■ **WRITTEN REQUEST**
Look through the data below. Show each line where the string "title" occurs.
## BEGIN RECORDED DATA
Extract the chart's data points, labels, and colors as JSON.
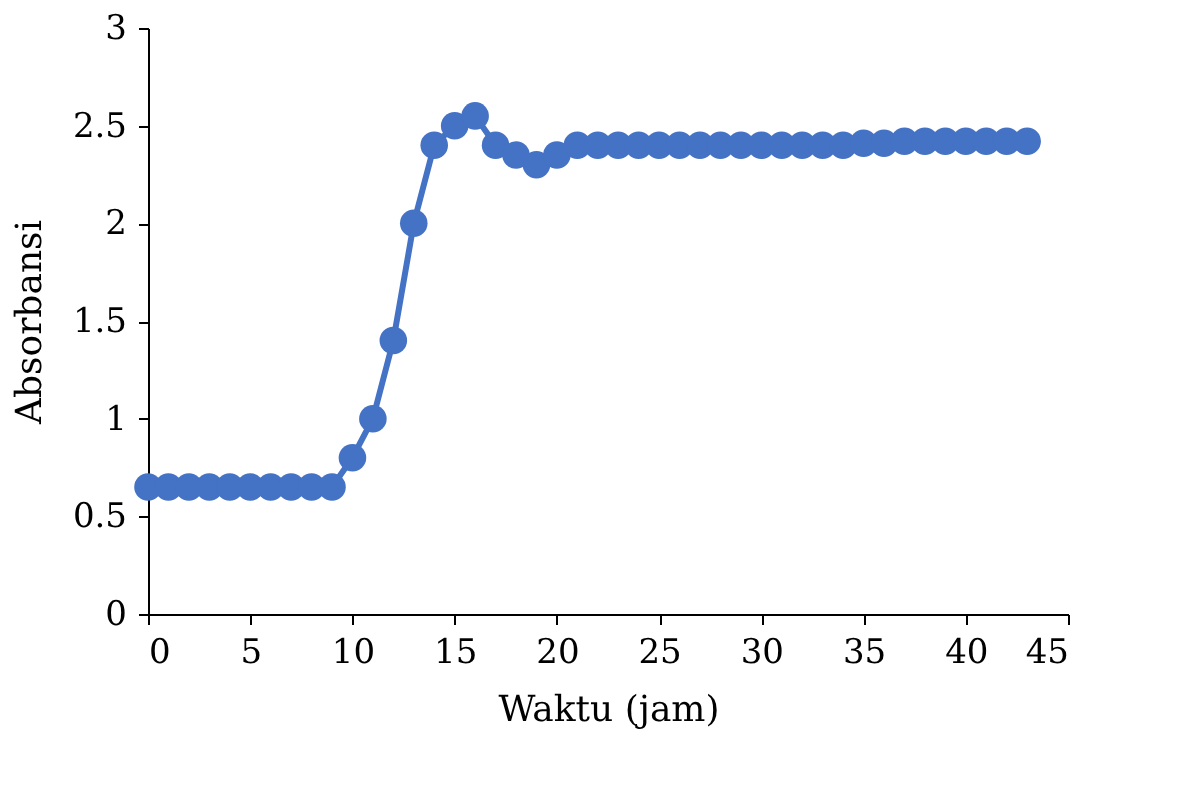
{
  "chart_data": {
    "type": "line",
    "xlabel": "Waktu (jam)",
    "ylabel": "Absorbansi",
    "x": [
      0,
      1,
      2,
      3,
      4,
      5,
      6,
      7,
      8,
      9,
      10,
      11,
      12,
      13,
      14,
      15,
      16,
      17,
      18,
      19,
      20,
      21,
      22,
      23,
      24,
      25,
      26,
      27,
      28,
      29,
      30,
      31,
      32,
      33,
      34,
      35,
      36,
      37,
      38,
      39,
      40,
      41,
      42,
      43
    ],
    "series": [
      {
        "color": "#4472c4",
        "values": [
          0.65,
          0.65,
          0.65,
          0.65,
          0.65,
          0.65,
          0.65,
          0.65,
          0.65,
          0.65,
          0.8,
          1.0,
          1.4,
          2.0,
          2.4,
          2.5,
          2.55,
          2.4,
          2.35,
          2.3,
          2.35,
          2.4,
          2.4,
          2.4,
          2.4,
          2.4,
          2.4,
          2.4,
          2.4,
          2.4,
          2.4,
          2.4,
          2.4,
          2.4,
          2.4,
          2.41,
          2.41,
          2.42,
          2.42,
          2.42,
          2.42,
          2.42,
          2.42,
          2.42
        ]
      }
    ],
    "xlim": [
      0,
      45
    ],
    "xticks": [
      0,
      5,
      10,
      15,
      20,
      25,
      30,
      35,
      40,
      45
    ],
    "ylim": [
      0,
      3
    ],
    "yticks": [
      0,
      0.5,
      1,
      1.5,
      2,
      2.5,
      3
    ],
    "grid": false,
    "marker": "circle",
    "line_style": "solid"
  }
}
## END RECORDED DATA
## BEGIN RECORDED DATA
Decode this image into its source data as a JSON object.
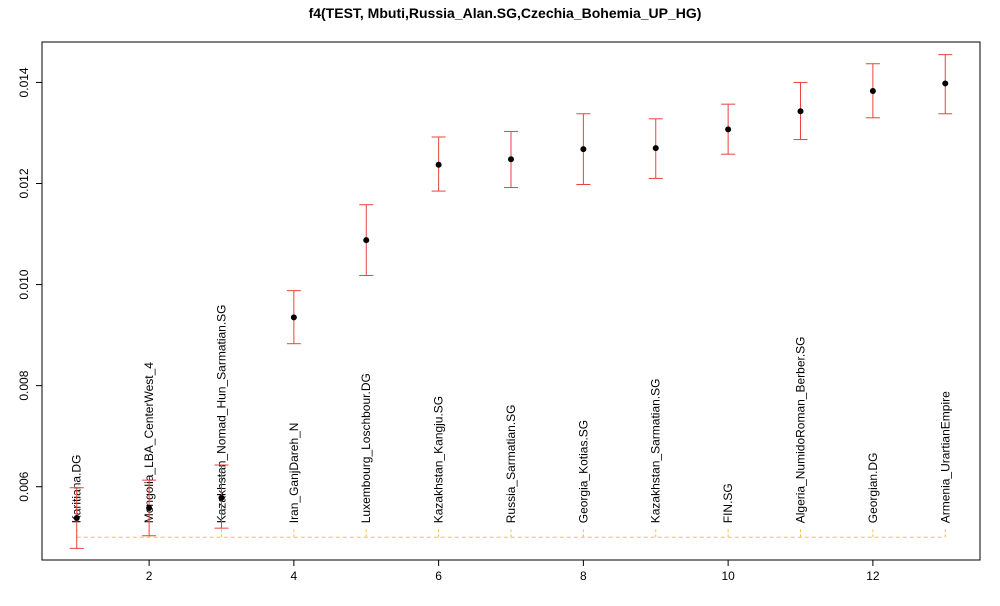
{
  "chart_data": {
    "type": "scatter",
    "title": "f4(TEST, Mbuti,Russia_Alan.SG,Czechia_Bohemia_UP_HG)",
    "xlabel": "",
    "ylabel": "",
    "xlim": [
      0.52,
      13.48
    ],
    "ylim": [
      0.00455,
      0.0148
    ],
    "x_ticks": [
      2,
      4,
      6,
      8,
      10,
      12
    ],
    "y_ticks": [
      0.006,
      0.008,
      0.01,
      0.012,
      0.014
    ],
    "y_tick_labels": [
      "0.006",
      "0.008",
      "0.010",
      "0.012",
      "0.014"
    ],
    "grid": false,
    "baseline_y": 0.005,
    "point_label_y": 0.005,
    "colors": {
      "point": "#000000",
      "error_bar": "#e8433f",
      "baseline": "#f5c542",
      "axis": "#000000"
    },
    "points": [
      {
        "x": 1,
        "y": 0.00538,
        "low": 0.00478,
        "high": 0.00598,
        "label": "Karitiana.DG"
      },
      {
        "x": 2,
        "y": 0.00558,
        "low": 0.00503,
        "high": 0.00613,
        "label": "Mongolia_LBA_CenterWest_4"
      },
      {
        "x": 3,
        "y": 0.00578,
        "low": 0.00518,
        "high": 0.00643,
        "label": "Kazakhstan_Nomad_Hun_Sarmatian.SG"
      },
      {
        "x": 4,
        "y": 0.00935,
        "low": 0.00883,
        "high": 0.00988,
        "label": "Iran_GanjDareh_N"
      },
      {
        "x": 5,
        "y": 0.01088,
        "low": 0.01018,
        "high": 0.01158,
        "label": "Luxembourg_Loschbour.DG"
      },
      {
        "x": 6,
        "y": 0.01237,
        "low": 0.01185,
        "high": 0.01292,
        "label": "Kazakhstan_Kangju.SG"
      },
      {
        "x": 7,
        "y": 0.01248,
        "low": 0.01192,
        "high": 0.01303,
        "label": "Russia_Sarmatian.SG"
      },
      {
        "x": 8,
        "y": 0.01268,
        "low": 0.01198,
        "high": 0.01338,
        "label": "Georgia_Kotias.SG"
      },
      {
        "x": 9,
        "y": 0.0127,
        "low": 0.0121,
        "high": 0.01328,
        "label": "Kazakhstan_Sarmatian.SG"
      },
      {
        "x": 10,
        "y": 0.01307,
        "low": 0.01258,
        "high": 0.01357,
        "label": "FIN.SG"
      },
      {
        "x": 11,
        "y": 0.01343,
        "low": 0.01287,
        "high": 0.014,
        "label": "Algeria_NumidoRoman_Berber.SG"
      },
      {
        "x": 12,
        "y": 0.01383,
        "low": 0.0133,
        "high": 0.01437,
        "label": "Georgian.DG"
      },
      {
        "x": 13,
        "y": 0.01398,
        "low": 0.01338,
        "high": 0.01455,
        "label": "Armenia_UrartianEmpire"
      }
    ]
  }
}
## END RECORDED DATA
## BEGIN RECORDED DATA
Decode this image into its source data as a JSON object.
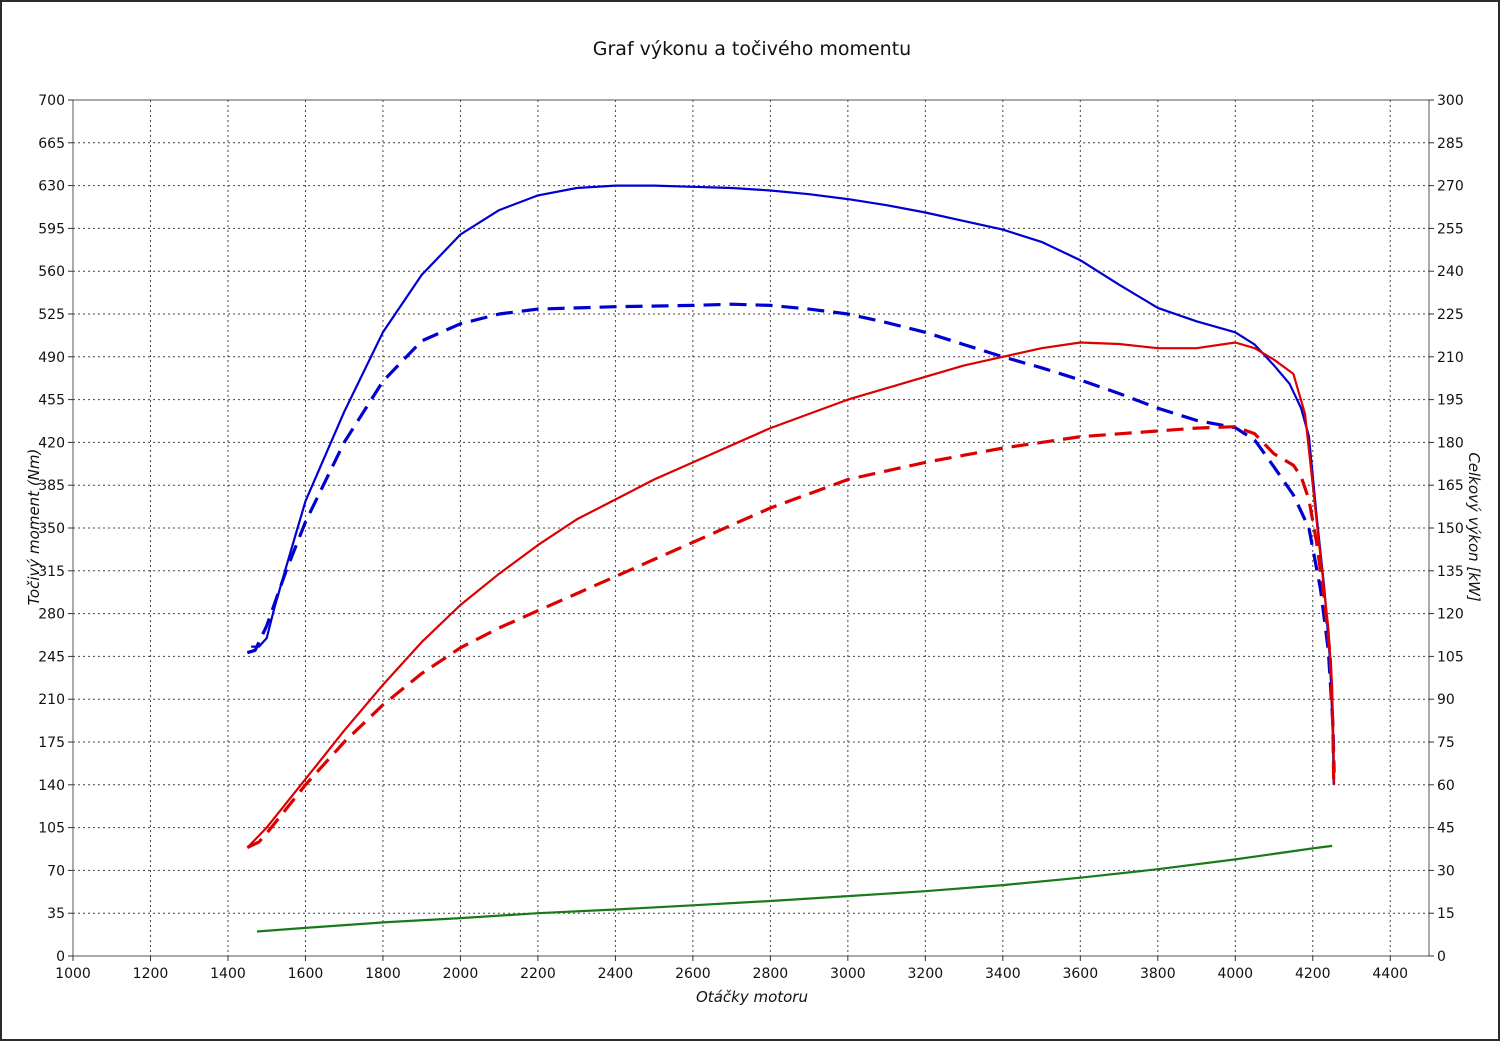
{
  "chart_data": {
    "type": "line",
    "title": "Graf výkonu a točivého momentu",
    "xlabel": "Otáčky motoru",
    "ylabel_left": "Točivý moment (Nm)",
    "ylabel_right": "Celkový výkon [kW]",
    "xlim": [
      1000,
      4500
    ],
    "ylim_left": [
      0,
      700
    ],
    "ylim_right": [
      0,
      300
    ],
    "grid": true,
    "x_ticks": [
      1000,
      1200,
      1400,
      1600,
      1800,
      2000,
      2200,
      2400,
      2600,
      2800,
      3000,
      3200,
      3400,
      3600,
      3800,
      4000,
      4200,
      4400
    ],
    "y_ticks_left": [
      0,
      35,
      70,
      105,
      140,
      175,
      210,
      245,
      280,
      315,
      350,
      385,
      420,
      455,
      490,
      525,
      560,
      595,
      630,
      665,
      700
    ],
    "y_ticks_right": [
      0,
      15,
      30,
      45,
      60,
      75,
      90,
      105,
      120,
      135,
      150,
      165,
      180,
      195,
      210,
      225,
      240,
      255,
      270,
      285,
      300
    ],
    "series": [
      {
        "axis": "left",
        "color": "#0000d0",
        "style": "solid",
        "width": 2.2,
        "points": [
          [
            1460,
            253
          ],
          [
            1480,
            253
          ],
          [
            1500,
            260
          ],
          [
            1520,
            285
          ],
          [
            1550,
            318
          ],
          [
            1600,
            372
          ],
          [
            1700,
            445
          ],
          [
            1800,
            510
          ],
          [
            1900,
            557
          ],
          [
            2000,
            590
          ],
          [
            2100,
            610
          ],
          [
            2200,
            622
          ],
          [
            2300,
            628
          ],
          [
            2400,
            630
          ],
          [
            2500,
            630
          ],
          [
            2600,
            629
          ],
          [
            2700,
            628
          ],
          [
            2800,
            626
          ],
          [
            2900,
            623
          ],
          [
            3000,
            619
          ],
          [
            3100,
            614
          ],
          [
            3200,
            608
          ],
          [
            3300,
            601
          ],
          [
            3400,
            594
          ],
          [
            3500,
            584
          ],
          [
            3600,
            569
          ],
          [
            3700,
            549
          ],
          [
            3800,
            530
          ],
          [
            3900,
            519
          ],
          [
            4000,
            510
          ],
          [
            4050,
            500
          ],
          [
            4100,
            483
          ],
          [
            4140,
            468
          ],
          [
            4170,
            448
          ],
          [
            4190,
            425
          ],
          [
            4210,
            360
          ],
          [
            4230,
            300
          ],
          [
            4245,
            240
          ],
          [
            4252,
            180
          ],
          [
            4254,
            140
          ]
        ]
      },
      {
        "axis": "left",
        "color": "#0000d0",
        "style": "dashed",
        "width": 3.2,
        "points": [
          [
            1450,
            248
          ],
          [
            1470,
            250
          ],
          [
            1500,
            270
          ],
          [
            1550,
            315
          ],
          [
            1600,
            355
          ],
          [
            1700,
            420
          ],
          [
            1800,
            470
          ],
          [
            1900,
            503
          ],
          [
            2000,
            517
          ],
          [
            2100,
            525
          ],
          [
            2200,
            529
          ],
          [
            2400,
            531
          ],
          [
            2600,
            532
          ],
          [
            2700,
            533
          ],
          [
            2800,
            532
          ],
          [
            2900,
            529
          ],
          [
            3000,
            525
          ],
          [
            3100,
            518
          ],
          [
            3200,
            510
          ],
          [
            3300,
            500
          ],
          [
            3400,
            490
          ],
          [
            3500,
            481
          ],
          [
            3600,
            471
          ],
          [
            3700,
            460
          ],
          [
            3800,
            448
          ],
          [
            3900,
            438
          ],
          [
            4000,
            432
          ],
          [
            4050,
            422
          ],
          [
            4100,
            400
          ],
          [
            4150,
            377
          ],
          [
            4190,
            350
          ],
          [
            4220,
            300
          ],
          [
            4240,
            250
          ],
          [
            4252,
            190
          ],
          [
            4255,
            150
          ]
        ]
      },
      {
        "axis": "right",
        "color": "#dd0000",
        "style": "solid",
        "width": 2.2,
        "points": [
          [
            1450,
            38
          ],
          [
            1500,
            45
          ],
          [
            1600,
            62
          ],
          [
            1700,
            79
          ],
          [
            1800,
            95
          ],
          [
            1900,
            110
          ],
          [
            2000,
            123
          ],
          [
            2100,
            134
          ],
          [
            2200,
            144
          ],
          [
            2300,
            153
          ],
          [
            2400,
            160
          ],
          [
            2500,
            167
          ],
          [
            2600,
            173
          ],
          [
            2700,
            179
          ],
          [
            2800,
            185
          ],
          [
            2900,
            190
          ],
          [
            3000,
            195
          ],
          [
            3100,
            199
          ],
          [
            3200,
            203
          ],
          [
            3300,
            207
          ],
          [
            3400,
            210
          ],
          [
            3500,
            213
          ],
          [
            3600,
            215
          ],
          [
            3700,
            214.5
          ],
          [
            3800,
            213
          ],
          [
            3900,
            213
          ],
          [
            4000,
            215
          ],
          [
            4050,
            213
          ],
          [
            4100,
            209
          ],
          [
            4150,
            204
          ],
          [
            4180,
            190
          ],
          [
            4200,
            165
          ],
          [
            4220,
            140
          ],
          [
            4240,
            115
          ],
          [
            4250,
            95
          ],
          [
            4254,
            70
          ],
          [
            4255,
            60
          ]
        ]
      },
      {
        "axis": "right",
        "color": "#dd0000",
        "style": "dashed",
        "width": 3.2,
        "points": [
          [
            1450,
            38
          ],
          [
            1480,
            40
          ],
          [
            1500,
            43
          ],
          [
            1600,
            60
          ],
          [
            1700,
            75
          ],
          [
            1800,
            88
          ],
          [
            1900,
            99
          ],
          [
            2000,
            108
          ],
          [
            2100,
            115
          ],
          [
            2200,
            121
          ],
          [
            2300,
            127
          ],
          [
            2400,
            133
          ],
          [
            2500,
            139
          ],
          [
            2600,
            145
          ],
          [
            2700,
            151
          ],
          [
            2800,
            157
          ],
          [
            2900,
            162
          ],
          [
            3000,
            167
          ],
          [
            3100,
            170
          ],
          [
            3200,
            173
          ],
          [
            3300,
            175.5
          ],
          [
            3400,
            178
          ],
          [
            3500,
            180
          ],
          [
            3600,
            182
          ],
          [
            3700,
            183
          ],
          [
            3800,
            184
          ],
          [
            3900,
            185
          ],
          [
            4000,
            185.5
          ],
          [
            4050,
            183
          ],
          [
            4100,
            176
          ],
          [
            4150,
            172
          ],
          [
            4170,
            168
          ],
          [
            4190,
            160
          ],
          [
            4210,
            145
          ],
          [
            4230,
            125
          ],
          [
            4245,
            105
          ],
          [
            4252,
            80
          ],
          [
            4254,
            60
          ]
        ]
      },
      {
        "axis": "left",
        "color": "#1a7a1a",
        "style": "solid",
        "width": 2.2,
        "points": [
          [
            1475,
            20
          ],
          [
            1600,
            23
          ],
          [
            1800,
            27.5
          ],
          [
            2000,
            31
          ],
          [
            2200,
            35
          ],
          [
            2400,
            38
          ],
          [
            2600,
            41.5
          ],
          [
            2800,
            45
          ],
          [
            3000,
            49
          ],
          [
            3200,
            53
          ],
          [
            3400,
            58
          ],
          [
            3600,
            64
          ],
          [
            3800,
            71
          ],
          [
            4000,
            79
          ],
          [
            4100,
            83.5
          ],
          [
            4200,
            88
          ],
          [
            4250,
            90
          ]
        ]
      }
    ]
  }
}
## END RECORDED DATA
■ **SOLVED EXERCISE**
    "title": "f4(TEST, Mbuti,Russia_Alan.SG,Czechia_Bohemia_UP_HG)",
    "title": "Graf výkonu a točivého momentu",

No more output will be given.